RECORDS TO PROCESS.

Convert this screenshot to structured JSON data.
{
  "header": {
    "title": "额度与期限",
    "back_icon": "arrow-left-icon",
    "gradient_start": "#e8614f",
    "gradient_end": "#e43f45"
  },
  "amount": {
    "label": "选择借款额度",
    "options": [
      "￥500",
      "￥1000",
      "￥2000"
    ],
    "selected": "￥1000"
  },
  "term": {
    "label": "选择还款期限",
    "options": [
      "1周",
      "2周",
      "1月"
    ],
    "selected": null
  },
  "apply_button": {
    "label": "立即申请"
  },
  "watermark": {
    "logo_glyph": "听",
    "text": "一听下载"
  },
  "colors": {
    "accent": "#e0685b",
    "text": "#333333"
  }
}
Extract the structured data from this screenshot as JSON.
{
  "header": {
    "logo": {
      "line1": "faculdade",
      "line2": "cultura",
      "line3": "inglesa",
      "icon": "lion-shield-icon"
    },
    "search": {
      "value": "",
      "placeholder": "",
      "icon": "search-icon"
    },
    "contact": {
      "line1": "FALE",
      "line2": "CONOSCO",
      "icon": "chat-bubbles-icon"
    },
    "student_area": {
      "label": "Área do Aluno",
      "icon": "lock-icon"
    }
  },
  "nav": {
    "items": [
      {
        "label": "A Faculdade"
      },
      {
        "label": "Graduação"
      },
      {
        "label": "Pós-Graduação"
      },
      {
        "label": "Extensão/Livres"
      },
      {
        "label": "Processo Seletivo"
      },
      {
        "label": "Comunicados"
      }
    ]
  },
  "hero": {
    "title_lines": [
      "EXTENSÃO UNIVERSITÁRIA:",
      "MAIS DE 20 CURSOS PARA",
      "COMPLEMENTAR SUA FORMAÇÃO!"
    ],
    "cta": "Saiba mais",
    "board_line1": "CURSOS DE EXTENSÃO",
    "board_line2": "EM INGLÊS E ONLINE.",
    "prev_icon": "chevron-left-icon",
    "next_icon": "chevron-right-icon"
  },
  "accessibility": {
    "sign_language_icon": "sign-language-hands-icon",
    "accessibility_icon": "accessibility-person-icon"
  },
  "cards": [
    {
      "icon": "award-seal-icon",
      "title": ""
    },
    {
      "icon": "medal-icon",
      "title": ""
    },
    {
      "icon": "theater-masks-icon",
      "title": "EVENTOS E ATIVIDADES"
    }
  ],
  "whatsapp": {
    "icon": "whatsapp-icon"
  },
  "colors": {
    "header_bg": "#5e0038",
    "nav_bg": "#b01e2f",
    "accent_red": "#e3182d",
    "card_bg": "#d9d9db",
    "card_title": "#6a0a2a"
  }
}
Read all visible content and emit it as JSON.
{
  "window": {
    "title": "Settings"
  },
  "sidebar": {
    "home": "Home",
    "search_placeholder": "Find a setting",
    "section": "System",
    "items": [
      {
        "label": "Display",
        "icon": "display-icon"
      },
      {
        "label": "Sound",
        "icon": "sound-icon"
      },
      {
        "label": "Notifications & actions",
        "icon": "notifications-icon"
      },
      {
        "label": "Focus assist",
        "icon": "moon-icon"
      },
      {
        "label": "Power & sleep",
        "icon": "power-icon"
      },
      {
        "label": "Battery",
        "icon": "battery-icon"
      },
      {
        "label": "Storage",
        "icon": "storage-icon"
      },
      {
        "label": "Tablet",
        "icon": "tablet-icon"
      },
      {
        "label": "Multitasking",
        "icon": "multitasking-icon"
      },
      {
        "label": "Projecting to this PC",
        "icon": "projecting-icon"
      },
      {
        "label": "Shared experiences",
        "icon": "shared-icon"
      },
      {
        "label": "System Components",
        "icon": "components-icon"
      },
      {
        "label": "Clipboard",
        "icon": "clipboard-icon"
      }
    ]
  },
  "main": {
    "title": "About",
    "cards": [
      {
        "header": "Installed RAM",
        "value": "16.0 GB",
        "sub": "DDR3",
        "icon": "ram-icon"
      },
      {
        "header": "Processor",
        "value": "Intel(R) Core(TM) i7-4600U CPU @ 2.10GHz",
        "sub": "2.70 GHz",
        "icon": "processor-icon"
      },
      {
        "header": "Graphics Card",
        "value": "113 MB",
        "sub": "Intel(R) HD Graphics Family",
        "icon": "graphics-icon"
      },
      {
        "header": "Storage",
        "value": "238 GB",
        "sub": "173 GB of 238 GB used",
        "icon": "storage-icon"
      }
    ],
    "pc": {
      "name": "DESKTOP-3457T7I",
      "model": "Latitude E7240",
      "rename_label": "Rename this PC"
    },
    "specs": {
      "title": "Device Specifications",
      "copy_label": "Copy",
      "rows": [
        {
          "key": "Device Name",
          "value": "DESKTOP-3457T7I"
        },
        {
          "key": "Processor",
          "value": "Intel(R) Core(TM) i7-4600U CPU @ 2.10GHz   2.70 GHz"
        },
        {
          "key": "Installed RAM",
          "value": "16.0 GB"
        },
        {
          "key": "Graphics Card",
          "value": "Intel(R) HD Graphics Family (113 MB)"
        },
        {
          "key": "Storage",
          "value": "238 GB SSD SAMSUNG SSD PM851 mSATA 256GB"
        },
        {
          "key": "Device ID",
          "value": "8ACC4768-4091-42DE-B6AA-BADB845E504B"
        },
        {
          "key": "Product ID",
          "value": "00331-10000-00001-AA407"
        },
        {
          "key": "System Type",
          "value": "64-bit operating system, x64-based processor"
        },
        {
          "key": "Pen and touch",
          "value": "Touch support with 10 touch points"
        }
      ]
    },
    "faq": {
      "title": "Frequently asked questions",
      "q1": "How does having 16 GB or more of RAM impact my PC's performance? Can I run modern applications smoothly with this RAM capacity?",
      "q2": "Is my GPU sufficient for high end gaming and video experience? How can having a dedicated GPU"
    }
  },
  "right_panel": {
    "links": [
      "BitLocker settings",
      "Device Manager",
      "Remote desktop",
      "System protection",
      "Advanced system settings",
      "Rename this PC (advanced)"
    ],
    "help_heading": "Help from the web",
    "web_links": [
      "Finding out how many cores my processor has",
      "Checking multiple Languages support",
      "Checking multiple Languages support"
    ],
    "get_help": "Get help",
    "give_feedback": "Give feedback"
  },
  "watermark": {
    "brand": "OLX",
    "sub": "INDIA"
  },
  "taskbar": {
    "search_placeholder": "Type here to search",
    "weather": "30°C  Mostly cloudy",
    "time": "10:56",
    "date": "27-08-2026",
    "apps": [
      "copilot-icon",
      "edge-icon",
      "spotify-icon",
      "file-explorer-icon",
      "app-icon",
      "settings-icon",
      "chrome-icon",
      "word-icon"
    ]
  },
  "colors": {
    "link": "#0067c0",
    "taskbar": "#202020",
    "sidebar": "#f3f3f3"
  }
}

WHAT TO DO.
Exactly reproduce all of the entries.

SOLVED PROBLEM.
Convert this screenshot to structured JSON data.
{
  "header": {
    "title": "额度与期限",
    "back_icon": "arrow-left-icon",
    "gradient_start": "#e8614f",
    "gradient_end": "#e43f45"
  },
  "amount": {
    "label": "选择借款额度",
    "options": [
      "￥500",
      "￥1000",
      "￥2000"
    ],
    "selected": "￥1000"
  },
  "term": {
    "label": "选择还款期限",
    "options": [
      "1周",
      "2周",
      "1月"
    ],
    "selected": null
  },
  "apply_button": {
    "label": "立即申请"
  },
  "watermark": {
    "logo_glyph": "听",
    "text": "一听下载"
  },
  "colors": {
    "accent": "#e0685b",
    "text": "#333333"
  }
}
Extract the structured data from this screenshot as JSON.
{
  "header": {
    "logo": {
      "line1": "faculdade",
      "line2": "cultura",
      "line3": "inglesa",
      "icon": "lion-shield-icon"
    },
    "search": {
      "value": "",
      "placeholder": "",
      "icon": "search-icon"
    },
    "contact": {
      "line1": "FALE",
      "line2": "CONOSCO",
      "icon": "chat-bubbles-icon"
    },
    "student_area": {
      "label": "Área do Aluno",
      "icon": "lock-icon"
    }
  },
  "nav": {
    "items": [
      {
        "label": "A Faculdade"
      },
      {
        "label": "Graduação"
      },
      {
        "label": "Pós-Graduação"
      },
      {
        "label": "Extensão/Livres"
      },
      {
        "label": "Processo Seletivo"
      },
      {
        "label": "Comunicados"
      }
    ]
  },
  "hero": {
    "title_lines": [
      "EXTENSÃO UNIVERSITÁRIA:",
      "MAIS DE 20 CURSOS PARA",
      "COMPLEMENTAR SUA FORMAÇÃO!"
    ],
    "cta": "Saiba mais",
    "board_line1": "CURSOS DE EXTENSÃO",
    "board_line2": "EM INGLÊS E ONLINE.",
    "prev_icon": "chevron-left-icon",
    "next_icon": "chevron-right-icon"
  },
  "accessibility": {
    "sign_language_icon": "sign-language-hands-icon",
    "accessibility_icon": "accessibility-person-icon"
  },
  "cards": [
    {
      "icon": "award-seal-icon",
      "title": ""
    },
    {
      "icon": "medal-icon",
      "title": ""
    },
    {
      "icon": "theater-masks-icon",
      "title": "EVENTOS E ATIVIDADES"
    }
  ],
  "whatsapp": {
    "icon": "whatsapp-icon"
  },
  "colors": {
    "header_bg": "#5e0038",
    "nav_bg": "#b01e2f",
    "accent_red": "#e3182d",
    "card_bg": "#d9d9db",
    "card_title": "#6a0a2a"
  }
}
Read all visible content and emit it as JSON.
{
  "window": {
    "title": "Settings"
  },
  "sidebar": {
    "home": "Home",
    "search_placeholder": "Find a setting",
    "section": "System",
    "items": [
      {
        "label": "Display",
        "icon": "display-icon"
      },
      {
        "label": "Sound",
        "icon": "sound-icon"
      },
      {
        "label": "Notifications & actions",
        "icon": "notifications-icon"
      },
      {
        "label": "Focus assist",
        "icon": "moon-icon"
      },
      {
        "label": "Power & sleep",
        "icon": "power-icon"
      },
      {
        "label": "Battery",
        "icon": "battery-icon"
      },
      {
        "label": "Storage",
        "icon": "storage-icon"
      },
      {
        "label": "Tablet",
        "icon": "tablet-icon"
      },
      {
        "label": "Multitasking",
        "icon": "multitasking-icon"
      },
      {
        "label": "Projecting to this PC",
        "icon": "projecting-icon"
      },
      {
        "label": "Shared experiences",
        "icon": "shared-icon"
      },
      {
        "label": "System Components",
        "icon": "components-icon"
      },
      {
        "label": "Clipboard",
        "icon": "clipboard-icon"
      }
    ]
  },
  "main": {
    "title": "About",
    "cards": [
      {
        "header": "Installed RAM",
        "value": "16.0 GB",
        "sub": "DDR3",
        "icon": "ram-icon"
      },
      {
        "header": "Processor",
        "value": "Intel(R) Core(TM) i7-4600U CPU @ 2.10GHz",
        "sub": "2.70 GHz",
        "icon": "processor-icon"
      },
      {
        "header": "Graphics Card",
        "value": "113 MB",
        "sub": "Intel(R) HD Graphics Family",
        "icon": "graphics-icon"
      },
      {
        "header": "Storage",
        "value": "238 GB",
        "sub": "173 GB of 238 GB used",
        "icon": "storage-icon"
      }
    ],
    "pc": {
      "name": "DESKTOP-3457T7I",
      "model": "Latitude E7240",
      "rename_label": "Rename this PC"
    },
    "specs": {
      "title": "Device Specifications",
      "copy_label": "Copy",
      "rows": [
        {
          "key": "Device Name",
          "value": "DESKTOP-3457T7I"
        },
        {
          "key": "Processor",
          "value": "Intel(R) Core(TM) i7-4600U CPU @ 2.10GHz   2.70 GHz"
        },
        {
          "key": "Installed RAM",
          "value": "16.0 GB"
        },
        {
          "key": "Graphics Card",
          "value": "Intel(R) HD Graphics Family (113 MB)"
        },
        {
          "key": "Storage",
          "value": "238 GB SSD SAMSUNG SSD PM851 mSATA 256GB"
        },
        {
          "key": "Device ID",
          "value": "8ACC4768-4091-42DE-B6AA-BADB845E504B"
        },
        {
          "key": "Product ID",
          "value": "00331-10000-00001-AA407"
        },
        {
          "key": "System Type",
          "value": "64-bit operating system, x64-based processor"
        },
        {
          "key": "Pen and touch",
          "value": "Touch support with 10 touch points"
        }
      ]
    },
    "faq": {
      "title": "Frequently asked questions",
      "q1": "How does having 16 GB or more of RAM impact my PC's performance? Can I run modern applications smoothly with this RAM capacity?",
      "q2": "Is my GPU sufficient for high end gaming and video experience? How can having a dedicated GPU"
    }
  },
  "right_panel": {
    "links": [
      "BitLocker settings",
      "Device Manager",
      "Remote desktop",
      "System protection",
      "Advanced system settings",
      "Rename this PC (advanced)"
    ],
    "help_heading": "Help from the web",
    "web_links": [
      "Finding out how many cores my processor has",
      "Checking multiple Languages support",
      "Checking multiple Languages support"
    ],
    "get_help": "Get help",
    "give_feedback": "Give feedback"
  },
  "watermark": {
    "brand": "OLX",
    "sub": "INDIA"
  },
  "taskbar": {
    "search_placeholder": "Type here to search",
    "weather": "30°C  Mostly cloudy",
    "time": "10:56",
    "date": "27-08-2026",
    "apps": [
      "copilot-icon",
      "edge-icon",
      "spotify-icon",
      "file-explorer-icon",
      "app-icon",
      "settings-icon",
      "chrome-icon",
      "word-icon"
    ]
  },
  "colors": {
    "link": "#0067c0",
    "taskbar": "#202020",
    "sidebar": "#f3f3f3"
  }
}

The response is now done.